#### Task requirements
From the listing below, return each line that includes "heading".

#### Record list
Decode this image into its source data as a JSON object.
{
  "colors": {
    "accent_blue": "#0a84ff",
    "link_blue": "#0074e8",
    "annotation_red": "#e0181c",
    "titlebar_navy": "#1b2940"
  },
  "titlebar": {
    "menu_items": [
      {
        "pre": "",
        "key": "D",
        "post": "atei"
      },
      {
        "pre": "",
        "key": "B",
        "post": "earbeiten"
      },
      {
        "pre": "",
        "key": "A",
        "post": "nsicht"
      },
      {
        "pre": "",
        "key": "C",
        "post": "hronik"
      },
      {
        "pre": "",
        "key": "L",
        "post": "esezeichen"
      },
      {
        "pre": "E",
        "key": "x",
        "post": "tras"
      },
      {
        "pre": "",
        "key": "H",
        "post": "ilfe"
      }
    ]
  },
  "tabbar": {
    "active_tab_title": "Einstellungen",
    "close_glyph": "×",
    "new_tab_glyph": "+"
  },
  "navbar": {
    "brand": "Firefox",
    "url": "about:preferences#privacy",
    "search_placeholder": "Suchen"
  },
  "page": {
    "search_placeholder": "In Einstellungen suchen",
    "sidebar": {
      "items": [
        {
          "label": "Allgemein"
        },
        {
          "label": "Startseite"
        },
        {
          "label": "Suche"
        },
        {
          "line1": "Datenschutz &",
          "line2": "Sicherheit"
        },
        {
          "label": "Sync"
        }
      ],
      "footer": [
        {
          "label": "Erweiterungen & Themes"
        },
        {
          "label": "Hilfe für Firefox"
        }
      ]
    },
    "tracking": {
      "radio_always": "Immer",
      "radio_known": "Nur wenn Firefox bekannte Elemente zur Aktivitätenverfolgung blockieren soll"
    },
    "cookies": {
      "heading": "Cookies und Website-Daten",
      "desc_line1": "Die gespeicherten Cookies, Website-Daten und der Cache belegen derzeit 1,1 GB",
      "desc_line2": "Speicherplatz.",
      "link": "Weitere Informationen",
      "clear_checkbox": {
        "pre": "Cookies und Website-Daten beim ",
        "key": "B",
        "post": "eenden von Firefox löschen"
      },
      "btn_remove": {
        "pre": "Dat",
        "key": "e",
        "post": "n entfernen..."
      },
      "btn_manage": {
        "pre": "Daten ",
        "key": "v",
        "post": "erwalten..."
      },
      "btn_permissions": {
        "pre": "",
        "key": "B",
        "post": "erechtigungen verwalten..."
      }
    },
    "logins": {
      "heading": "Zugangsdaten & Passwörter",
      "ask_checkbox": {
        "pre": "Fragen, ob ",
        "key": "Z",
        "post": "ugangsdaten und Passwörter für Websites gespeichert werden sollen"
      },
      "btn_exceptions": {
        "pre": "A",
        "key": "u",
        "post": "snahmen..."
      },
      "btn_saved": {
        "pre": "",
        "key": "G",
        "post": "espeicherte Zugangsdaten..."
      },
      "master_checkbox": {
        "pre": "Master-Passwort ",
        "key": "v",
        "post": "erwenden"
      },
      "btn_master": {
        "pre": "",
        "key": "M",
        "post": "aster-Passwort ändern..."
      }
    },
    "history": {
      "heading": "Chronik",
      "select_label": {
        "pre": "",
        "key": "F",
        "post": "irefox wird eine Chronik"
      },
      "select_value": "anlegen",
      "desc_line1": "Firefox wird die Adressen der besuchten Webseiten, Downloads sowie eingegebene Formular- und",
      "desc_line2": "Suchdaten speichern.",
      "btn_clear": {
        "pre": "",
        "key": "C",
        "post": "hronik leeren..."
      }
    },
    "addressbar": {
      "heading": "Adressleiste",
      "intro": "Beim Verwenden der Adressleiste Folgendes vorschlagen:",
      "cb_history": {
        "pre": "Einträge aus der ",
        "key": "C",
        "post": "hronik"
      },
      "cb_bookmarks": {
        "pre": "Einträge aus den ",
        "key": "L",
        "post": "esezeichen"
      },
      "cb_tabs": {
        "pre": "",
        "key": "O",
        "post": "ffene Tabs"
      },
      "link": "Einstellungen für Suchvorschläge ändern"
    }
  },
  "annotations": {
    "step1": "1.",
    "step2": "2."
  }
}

#### Solution for this task
      "heading": "Cookies und Website-Daten",
      "heading": "Zugangsdaten & Passwörter",
      "heading": "Chronik",
      "heading": "Adressleiste",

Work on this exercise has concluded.